Starting at the beginning of the items and going through the line with "- breadcrumb-separator: ›: [273, 71, 278, 87]", write those lines out again with "WinRAR" switched to "WinZip" and everything else left the same.

§ Provided data:

— begin —

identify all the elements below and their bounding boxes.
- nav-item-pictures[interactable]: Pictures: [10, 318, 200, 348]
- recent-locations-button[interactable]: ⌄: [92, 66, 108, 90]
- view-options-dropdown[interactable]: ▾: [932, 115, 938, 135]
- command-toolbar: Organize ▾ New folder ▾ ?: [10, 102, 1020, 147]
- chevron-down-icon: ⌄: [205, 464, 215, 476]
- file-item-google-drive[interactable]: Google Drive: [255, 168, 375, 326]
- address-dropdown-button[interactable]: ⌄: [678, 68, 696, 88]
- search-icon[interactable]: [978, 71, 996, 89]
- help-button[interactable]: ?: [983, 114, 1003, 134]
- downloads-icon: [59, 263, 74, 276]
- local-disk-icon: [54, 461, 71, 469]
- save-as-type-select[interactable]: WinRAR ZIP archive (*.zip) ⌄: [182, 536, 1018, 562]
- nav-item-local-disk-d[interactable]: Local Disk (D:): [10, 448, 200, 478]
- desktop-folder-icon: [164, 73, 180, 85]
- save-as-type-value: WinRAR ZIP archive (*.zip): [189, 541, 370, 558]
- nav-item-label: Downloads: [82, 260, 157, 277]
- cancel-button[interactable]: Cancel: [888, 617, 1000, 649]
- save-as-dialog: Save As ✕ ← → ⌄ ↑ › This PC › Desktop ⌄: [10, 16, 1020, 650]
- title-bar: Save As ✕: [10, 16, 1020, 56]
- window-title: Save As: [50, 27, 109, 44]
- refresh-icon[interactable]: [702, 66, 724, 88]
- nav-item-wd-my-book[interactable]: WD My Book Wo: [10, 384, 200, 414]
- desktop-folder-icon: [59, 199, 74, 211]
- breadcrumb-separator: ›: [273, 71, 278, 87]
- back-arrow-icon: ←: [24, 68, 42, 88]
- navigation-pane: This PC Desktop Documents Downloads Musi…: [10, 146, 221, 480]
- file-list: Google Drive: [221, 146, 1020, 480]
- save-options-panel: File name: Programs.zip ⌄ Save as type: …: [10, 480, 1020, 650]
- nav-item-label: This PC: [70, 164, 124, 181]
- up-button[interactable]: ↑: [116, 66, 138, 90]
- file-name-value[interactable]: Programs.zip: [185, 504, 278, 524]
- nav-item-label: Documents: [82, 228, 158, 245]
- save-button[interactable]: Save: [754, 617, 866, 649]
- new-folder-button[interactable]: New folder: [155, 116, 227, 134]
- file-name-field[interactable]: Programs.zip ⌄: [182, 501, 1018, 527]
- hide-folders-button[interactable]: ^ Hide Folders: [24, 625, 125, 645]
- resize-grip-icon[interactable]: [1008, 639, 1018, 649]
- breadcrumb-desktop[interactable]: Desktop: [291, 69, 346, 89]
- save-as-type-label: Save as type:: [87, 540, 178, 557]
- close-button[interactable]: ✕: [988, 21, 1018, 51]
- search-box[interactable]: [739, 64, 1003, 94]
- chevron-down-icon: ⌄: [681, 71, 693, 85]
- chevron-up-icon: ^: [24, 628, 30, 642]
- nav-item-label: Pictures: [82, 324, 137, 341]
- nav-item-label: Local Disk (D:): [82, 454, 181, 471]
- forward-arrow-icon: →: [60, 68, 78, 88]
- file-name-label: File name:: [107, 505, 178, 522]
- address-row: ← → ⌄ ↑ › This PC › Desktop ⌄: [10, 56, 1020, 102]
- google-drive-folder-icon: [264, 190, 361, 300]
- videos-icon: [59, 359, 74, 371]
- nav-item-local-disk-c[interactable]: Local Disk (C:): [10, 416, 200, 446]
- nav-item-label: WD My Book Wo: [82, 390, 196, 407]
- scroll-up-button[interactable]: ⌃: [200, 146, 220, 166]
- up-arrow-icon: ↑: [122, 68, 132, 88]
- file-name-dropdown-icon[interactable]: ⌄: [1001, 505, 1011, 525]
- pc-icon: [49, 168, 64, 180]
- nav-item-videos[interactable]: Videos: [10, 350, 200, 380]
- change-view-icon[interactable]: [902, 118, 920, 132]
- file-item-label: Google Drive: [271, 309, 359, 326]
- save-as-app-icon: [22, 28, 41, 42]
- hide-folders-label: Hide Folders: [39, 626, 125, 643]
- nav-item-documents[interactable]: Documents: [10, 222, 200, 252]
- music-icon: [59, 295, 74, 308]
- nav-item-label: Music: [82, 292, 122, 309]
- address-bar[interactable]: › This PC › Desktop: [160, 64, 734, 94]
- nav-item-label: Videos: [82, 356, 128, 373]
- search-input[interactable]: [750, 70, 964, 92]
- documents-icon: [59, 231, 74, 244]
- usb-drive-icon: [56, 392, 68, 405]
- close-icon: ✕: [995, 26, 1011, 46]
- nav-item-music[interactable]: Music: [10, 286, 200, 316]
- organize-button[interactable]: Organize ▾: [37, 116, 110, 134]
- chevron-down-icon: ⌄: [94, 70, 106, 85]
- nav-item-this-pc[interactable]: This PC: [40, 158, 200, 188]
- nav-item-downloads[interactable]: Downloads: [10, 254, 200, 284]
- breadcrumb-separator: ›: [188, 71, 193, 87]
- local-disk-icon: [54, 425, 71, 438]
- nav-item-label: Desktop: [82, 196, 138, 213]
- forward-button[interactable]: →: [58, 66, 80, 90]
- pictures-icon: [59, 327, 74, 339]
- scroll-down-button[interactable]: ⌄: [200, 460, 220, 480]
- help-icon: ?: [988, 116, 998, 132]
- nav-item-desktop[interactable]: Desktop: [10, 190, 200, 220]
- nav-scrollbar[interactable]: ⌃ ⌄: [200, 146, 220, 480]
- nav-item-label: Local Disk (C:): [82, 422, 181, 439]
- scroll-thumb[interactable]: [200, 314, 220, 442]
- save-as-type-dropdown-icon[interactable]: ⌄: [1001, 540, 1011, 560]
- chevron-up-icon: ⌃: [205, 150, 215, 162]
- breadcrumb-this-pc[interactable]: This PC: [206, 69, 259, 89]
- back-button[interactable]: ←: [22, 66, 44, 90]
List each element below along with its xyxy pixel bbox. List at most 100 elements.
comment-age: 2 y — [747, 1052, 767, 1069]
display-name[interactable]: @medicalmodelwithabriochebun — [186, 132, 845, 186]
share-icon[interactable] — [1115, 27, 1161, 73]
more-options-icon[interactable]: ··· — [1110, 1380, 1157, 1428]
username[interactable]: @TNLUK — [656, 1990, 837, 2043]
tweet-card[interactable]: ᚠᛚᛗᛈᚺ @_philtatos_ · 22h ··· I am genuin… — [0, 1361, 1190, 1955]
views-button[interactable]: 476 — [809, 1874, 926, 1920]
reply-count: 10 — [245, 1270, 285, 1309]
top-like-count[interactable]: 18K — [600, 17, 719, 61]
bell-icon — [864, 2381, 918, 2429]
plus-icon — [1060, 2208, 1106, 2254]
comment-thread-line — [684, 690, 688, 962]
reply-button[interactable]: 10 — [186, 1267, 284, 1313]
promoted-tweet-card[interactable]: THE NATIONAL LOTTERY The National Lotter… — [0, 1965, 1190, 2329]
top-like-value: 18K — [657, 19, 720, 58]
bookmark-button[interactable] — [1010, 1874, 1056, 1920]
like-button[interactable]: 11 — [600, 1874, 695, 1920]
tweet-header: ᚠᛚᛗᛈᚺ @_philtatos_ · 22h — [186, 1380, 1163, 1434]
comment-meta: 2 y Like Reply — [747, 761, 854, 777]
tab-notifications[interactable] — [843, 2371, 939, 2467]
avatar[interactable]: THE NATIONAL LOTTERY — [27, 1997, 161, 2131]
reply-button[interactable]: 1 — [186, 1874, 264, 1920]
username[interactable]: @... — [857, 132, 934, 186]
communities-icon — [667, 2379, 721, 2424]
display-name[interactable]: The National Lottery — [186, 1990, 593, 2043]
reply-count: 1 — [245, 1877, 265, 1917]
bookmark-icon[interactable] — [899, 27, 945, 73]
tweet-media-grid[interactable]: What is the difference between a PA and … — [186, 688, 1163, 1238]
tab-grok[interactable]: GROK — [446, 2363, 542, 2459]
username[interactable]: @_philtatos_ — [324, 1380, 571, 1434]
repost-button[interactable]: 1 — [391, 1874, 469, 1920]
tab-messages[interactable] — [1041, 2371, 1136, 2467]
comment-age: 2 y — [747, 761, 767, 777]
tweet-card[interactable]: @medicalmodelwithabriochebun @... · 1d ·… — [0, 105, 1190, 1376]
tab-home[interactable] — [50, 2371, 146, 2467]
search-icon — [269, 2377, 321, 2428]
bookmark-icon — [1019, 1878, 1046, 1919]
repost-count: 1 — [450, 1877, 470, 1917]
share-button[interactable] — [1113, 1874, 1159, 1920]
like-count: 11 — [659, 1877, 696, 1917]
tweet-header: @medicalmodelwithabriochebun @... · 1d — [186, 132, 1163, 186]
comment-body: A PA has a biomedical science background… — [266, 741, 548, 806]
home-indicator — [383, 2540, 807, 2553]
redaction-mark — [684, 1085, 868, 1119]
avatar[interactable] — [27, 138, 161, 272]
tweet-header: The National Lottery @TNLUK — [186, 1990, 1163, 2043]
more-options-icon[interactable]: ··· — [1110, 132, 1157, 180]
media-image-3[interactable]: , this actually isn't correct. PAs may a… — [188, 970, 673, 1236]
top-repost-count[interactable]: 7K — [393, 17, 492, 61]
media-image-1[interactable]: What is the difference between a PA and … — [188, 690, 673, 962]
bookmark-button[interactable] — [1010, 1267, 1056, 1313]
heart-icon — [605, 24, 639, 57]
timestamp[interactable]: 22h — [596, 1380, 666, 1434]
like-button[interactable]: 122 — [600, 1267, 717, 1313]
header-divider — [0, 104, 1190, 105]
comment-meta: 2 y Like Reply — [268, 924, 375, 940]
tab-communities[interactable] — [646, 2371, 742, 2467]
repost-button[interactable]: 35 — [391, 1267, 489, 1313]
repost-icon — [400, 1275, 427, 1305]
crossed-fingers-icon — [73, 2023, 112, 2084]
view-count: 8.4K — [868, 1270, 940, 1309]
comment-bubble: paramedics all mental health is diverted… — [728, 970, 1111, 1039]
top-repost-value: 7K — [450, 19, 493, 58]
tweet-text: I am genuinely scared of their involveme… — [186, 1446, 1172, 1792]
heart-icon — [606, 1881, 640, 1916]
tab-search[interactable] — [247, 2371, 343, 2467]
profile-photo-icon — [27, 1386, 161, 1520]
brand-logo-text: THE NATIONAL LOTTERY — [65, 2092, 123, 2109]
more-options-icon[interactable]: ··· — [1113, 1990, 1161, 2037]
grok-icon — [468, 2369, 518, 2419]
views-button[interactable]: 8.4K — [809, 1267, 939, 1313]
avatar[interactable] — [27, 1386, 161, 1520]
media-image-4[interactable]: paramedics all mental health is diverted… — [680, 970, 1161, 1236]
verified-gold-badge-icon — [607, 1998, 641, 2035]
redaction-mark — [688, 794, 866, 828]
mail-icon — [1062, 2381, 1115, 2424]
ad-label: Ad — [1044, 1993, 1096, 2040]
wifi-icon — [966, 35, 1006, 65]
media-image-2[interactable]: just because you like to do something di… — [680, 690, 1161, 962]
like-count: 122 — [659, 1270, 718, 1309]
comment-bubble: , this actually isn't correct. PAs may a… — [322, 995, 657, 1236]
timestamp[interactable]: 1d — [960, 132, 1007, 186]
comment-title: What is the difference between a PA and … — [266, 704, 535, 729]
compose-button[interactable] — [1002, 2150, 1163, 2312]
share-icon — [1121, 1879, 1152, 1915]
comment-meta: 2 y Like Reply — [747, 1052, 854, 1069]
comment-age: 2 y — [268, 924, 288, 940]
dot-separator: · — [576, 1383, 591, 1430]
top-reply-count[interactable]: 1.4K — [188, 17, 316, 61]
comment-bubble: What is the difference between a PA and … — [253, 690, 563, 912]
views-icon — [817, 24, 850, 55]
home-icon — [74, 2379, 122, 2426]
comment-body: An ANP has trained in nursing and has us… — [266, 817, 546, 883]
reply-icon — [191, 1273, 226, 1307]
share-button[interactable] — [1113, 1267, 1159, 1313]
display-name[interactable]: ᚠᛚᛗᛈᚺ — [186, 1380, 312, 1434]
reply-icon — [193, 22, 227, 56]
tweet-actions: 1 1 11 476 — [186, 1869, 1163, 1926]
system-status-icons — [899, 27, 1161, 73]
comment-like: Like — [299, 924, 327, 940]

— end —

§ The output:
identify all the elements below and their bounding boxes.
- nav-item-pictures[interactable]: Pictures: [10, 318, 200, 348]
- recent-locations-button[interactable]: ⌄: [92, 66, 108, 90]
- view-options-dropdown[interactable]: ▾: [932, 115, 938, 135]
- command-toolbar: Organize ▾ New folder ▾ ?: [10, 102, 1020, 147]
- chevron-down-icon: ⌄: [205, 464, 215, 476]
- file-item-google-drive[interactable]: Google Drive: [255, 168, 375, 326]
- address-dropdown-button[interactable]: ⌄: [678, 68, 696, 88]
- search-icon[interactable]: [978, 71, 996, 89]
- help-button[interactable]: ?: [983, 114, 1003, 134]
- downloads-icon: [59, 263, 74, 276]
- local-disk-icon: [54, 461, 71, 469]
- save-as-type-select[interactable]: WinZip ZIP archive (*.zip) ⌄: [182, 536, 1018, 562]
- nav-item-local-disk-d[interactable]: Local Disk (D:): [10, 448, 200, 478]
- desktop-folder-icon: [164, 73, 180, 85]
- save-as-type-value: WinZip ZIP archive (*.zip): [189, 541, 370, 558]
- nav-item-label: Downloads: [82, 260, 157, 277]
- cancel-button[interactable]: Cancel: [888, 617, 1000, 649]
- save-as-dialog: Save As ✕ ← → ⌄ ↑ › This PC › Desktop ⌄: [10, 16, 1020, 650]
- title-bar: Save As ✕: [10, 16, 1020, 56]
- window-title: Save As: [50, 27, 109, 44]
- refresh-icon[interactable]: [702, 66, 724, 88]
- nav-item-wd-my-book[interactable]: WD My Book Wo: [10, 384, 200, 414]
- desktop-folder-icon: [59, 199, 74, 211]
- breadcrumb-separator: ›: [273, 71, 278, 87]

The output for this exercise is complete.